= Consignes =
1. D'après l'extrait sur l'usine de Rennes-La Janais, combien de salariés y travaillent ?
2. Dans l'extrait sur l'usine de Rennes-La Janais, recopiez tout ce qui va de « L’enjeu est de » jusqu'à « au même segment. ».

= Extrait fourni =
==============================

L’usine Stellantis de Rennes-La Janais s’apprête à assembler, pour la première fois, un modèle du constructeur chinois Dongfeng destiné au marché européen. L’accord pourrait être officialisé dans les prochains jours, possiblement dès le début de semaine prochaine.
Dongfeng, ancien partenaire stratégique de PSA avant la fusion dans Stellantis, connaît bien la maison. Le groupe chinois a ainsi ciblé plusieurs sites européens jugés performants mais sous-exploités. Rennes-La Janais, modernisée ces dernières années, coche toutes les cases. Des délégations chinoises s’y sont rendues à deux reprises, fin janvier puis début avril, pour évaluer le potentiel du site.
L’enjeu est de taille pour cette usine emblématique, inaugurée au début des années 1960 par le général de Gaulle. Haut lieu de l’histoire industrielle de Citroën, elle a vu défiler des modèles iconiques, de l’Ami 6 à la Xantia, avant de se recentrer aujourd’hui sur le C5 Aircross. Mais cette spécialisation inquiète. Avec un seul modèle en production, les 1 300 salariés restent exposés à un retournement du marché. Donc l’arrivée d’un nouveau véhicule pourrait sécuriser l’activité. Jusqu’à 40 000 unités supplémentaires pourraient être produites chaque année sans investissements lourds, notamment si le modèle choisi appartient au même segment.
Stellantis multiplie les coopérations avec des constructeurs chinois, à l’image de Leapmotor. Initialement centré sur la distribution en Europe, cet accord s’étend désormais à la production, avec des projets dans les usines espagnoles de Madrid et Saragosse. À Madrid, le site devrait être transféré à une coentreprise commune. À Saragosse, un SUV Opel inspiré d’un modèle Leapmotor est également dans les cartons.

==============================

(Entrées enregistrées)

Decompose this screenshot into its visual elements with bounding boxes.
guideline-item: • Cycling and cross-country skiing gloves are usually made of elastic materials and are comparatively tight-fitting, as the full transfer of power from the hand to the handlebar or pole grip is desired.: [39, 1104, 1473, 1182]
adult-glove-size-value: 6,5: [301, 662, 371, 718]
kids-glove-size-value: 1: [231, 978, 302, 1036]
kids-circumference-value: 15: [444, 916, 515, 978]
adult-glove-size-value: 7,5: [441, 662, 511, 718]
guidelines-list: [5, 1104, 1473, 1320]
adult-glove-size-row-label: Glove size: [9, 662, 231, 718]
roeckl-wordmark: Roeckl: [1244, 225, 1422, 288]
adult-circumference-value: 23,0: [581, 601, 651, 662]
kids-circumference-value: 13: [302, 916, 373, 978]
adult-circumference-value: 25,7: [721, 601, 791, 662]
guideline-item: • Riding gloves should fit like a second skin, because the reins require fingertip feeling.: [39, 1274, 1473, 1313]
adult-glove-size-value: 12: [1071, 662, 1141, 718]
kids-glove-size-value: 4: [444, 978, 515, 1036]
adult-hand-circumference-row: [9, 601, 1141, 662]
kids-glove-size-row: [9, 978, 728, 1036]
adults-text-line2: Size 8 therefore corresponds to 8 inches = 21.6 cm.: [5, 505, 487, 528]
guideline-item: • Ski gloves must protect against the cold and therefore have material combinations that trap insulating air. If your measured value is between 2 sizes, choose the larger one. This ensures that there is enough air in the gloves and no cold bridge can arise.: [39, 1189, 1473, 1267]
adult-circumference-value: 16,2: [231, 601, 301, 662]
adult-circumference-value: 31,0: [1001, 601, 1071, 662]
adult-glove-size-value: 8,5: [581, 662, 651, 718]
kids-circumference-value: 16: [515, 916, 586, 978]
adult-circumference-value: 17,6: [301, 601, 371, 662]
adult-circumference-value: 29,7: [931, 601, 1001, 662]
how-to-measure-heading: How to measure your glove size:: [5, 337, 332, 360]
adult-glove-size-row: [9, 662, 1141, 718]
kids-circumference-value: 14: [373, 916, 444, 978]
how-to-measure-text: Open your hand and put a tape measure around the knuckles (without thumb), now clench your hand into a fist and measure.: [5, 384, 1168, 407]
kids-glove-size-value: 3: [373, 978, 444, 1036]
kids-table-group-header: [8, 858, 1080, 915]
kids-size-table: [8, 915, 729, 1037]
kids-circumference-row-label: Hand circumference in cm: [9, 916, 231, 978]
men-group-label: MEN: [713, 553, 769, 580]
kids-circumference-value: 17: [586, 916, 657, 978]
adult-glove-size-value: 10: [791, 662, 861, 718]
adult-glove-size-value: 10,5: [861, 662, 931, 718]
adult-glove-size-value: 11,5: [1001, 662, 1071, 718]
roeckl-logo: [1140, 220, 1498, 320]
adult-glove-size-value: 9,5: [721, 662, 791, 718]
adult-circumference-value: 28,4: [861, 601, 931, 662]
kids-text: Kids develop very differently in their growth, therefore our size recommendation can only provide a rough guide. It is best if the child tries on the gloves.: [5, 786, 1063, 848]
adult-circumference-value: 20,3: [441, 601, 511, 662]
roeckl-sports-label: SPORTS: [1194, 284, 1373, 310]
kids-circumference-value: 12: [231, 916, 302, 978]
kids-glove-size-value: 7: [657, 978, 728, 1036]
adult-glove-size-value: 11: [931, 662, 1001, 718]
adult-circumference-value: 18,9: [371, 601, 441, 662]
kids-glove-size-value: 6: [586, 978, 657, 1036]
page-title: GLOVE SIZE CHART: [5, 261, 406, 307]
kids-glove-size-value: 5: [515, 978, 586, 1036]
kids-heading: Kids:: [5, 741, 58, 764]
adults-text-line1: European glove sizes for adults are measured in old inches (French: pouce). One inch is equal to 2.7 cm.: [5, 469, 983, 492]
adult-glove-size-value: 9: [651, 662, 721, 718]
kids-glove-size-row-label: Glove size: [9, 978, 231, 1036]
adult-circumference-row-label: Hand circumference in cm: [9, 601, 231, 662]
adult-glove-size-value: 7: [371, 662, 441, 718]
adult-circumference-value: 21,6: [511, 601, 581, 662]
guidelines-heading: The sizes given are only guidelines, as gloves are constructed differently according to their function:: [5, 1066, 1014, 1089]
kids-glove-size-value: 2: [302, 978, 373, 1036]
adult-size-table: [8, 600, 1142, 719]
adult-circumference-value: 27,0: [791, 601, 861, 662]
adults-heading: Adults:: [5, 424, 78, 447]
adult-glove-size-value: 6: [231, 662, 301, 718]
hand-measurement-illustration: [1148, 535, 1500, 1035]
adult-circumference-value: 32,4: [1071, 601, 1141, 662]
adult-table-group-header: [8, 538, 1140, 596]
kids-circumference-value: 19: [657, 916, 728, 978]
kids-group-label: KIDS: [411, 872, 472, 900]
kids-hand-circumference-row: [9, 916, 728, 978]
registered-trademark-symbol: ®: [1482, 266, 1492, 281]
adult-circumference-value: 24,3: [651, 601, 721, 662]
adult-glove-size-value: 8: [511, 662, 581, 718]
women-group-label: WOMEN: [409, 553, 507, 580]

==============================

= Liste des réponses =
1. 1 300 salariés.

2.
L’enjeu est de taille pour cette usine emblématique, inaugurée au début des années 1960 par le général de Gaulle. Haut lieu de l’histoire industrielle de Citroën, elle a vu défiler des modèles iconiques, de l’Ami 6 à la Xantia, avant de se recentrer aujourd’hui sur le C5 Aircross. Mais cette spécialisation inquiète. Avec un seul modèle en production, les 1 300 salariés restent exposés à un retournement du marché. Donc l’arrivée d’un nouveau véhicule pourrait sécuriser l’activité. Jusqu’à 40 000 unités supplémentaires pourraient être produites chaque année sans investissements lourds, notamment si le modèle choisi appartient au même segment.